[Stored data entries]
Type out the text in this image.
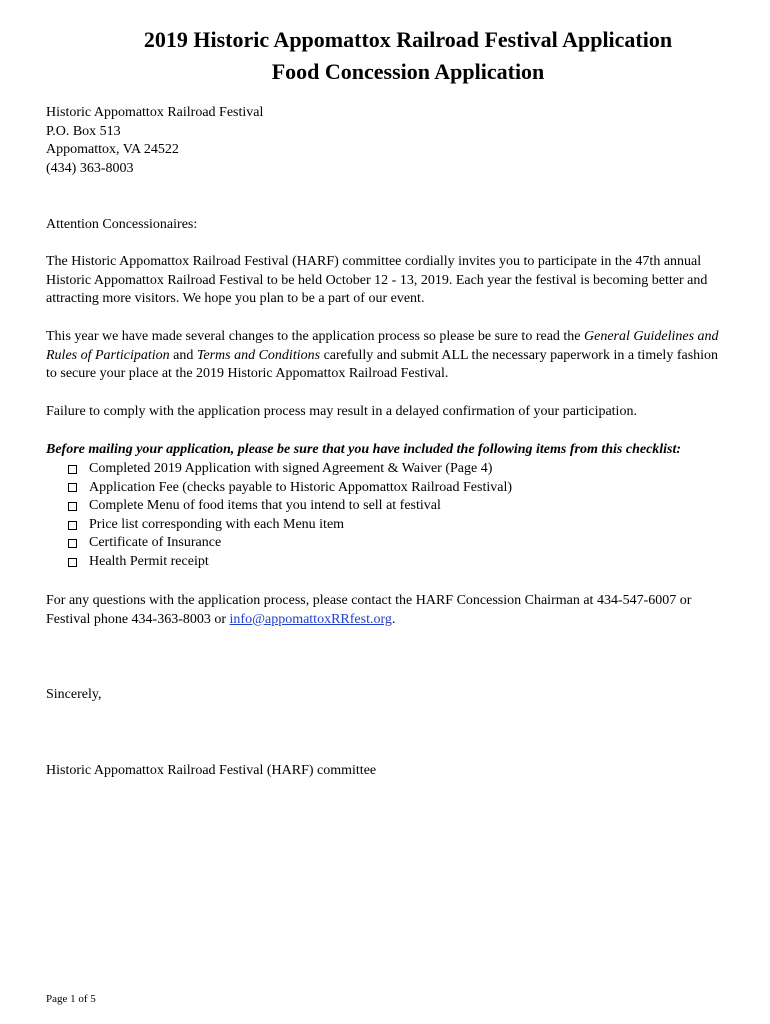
2019 Historic Appomattox Railroad Festival Application
Food Concession Application
Historic Appomattox Railroad Festival
P.O. Box 513
Appomattox, VA 24522
(434) 363-8003
Attention Concessionaires:
The Historic Appomattox Railroad Festival (HARF) committee cordially invites you to participate in the 47th annual Historic Appomattox Railroad Festival to be held October 12 - 13, 2019. Each year the festival is becoming better and attracting more visitors. We hope you plan to be a part of our event.
This year we have made several changes to the application process so please be sure to read the General Guidelines and Rules of Participation and Terms and Conditions carefully and submit ALL the necessary paperwork in a timely fashion to secure your place at the 2019 Historic Appomattox Railroad Festival.
Failure to comply with the application process may result in a delayed confirmation of your participation.
Before mailing your application, please be sure that you have included the following items from this checklist:
Completed 2019 Application with signed Agreement & Waiver (Page 4)
Application Fee (checks payable to Historic Appomattox Railroad Festival)
Complete Menu of food items that you intend to sell at festival
Price list corresponding with each Menu item
Certificate of Insurance
Health Permit receipt
For any questions with the application process, please contact the HARF Concession Chairman at 434-547-6007 or Festival phone 434-363-8003 or info@appomattoxRRfest.org.
Sincerely,
Historic Appomattox Railroad Festival (HARF) committee
Page 1 of 5
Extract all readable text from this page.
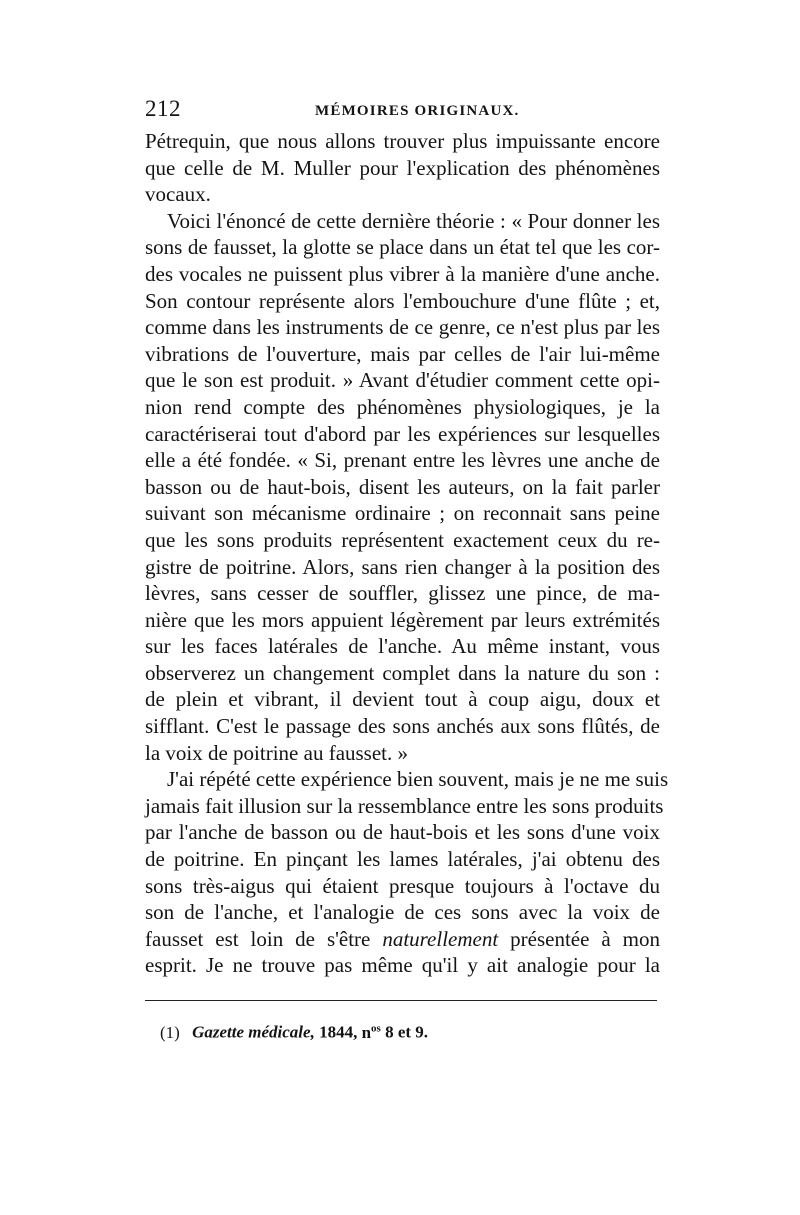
212	MÉMOIRES ORIGINAUX.
Pétrequin, que nous allons trouver plus impuissante encore
que celle de M. Muller pour l'explication des phénomènes
vocaux.
Voici l'énoncé de cette dernière théorie : « Pour donner les
sons de fausset, la glotte se place dans un état tel que les cor-
des vocales ne puissent plus vibrer à la manière d'une anche.
Son contour représente alors l'embouchure d'une flûte ; et,
comme dans les instruments de ce genre, ce n'est plus par les
vibrations de l'ouverture, mais par celles de l'air lui-même
que le son est produit. » Avant d'étudier comment cette opi-
nion rend compte des phénomènes physiologiques, je la
caractériserai tout d'abord par les expériences sur lesquelles
elle a été fondée. « Si, prenant entre les lèvres une anche de
basson ou de haut-bois, disent les auteurs, on la fait parler
suivant son mécanisme ordinaire ; on reconnait sans peine
que les sons produits représentent exactement ceux du re-
gistre de poitrine. Alors, sans rien changer à la position des
lèvres, sans cesser de souffler, glissez une pince, de ma-
nière que les mors appuient légèrement par leurs extrémités
sur les faces latérales de l'anche. Au même instant, vous
observerez un changement complet dans la nature du son :
de plein et vibrant, il devient tout à coup aigu, doux et
sifflant. C'est le passage des sons anchés aux sons flûtés, de
la voix de poitrine au fausset. »
J'ai répété cette expérience bien souvent, mais je ne me suis
jamais fait illusion sur la ressemblance entre les sons produits
par l'anche de basson ou de haut-bois et les sons d'une voix
de poitrine. En pinçant les lames latérales, j'ai obtenu des
sons très-aigus qui étaient presque toujours à l'octave du
son de l'anche, et l'analogie de ces sons avec la voix de
fausset est loin de s'être naturellement présentée à mon
esprit. Je ne trouve pas même qu'il y ait analogie pour la
(1) Gazette médicale, 1844, $n^{os}$ 8 et 9.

> Objective
Copy the data exactly. Any picture it contains is to be omitted.

> Answer to this task
Type out the text in this image.
2019 Historic Appomattox Railroad Festival Application
Food Concession Application
Historic Appomattox Railroad Festival
P.O. Box 513
Appomattox, VA 24522
(434) 363-8003
Attention Concessionaires:
The Historic Appomattox Railroad Festival (HARF) committee cordially invites you to participate in the 47th annual Historic Appomattox Railroad Festival to be held October 12 - 13, 2019. Each year the festival is becoming better and attracting more visitors. We hope you plan to be a part of our event.
This year we have made several changes to the application process so please be sure to read the General Guidelines and Rules of Participation and Terms and Conditions carefully and submit ALL the necessary paperwork in a timely fashion to secure your place at the 2019 Historic Appomattox Railroad Festival.
Failure to comply with the application process may result in a delayed confirmation of your participation.
Before mailing your application, please be sure that you have included the following items from this checklist:
Completed 2019 Application with signed Agreement & Waiver (Page 4)
Application Fee (checks payable to Historic Appomattox Railroad Festival)
Complete Menu of food items that you intend to sell at festival
Price list corresponding with each Menu item
Certificate of Insurance
Health Permit receipt
For any questions with the application process, please contact the HARF Concession Chairman at 434-547-6007 or Festival phone 434-363-8003 or info@appomattoxRRfest.org.
Sincerely,
Historic Appomattox Railroad Festival (HARF) committee
Page 1 of 5
Extract all readable text from this page.
212	MÉMOIRES ORIGINAUX.
Pétrequin, que nous allons trouver plus impuissante encore
que celle de M. Muller pour l'explication des phénomènes
vocaux.
Voici l'énoncé de cette dernière théorie : « Pour donner les
sons de fausset, la glotte se place dans un état tel que les cor-
des vocales ne puissent plus vibrer à la manière d'une anche.
Son contour représente alors l'embouchure d'une flûte ; et,
comme dans les instruments de ce genre, ce n'est plus par les
vibrations de l'ouverture, mais par celles de l'air lui-même
que le son est produit. » Avant d'étudier comment cette opi-
nion rend compte des phénomènes physiologiques, je la
caractériserai tout d'abord par les expériences sur lesquelles
elle a été fondée. « Si, prenant entre les lèvres une anche de
basson ou de haut-bois, disent les auteurs, on la fait parler
suivant son mécanisme ordinaire ; on reconnait sans peine
que les sons produits représentent exactement ceux du re-
gistre de poitrine. Alors, sans rien changer à la position des
lèvres, sans cesser de souffler, glissez une pince, de ma-
nière que les mors appuient légèrement par leurs extrémités
sur les faces latérales de l'anche. Au même instant, vous
observerez un changement complet dans la nature du son :
de plein et vibrant, il devient tout à coup aigu, doux et
sifflant. C'est le passage des sons anchés aux sons flûtés, de
la voix de poitrine au fausset. »
J'ai répété cette expérience bien souvent, mais je ne me suis
jamais fait illusion sur la ressemblance entre les sons produits
par l'anche de basson ou de haut-bois et les sons d'une voix
de poitrine. En pinçant les lames latérales, j'ai obtenu des
sons très-aigus qui étaient presque toujours à l'octave du
son de l'anche, et l'analogie de ces sons avec la voix de
fausset est loin de s'être naturellement présentée à mon
esprit. Je ne trouve pas même qu'il y ait analogie pour la
(1) Gazette médicale, 1844, $n^{os}$ 8 et 9.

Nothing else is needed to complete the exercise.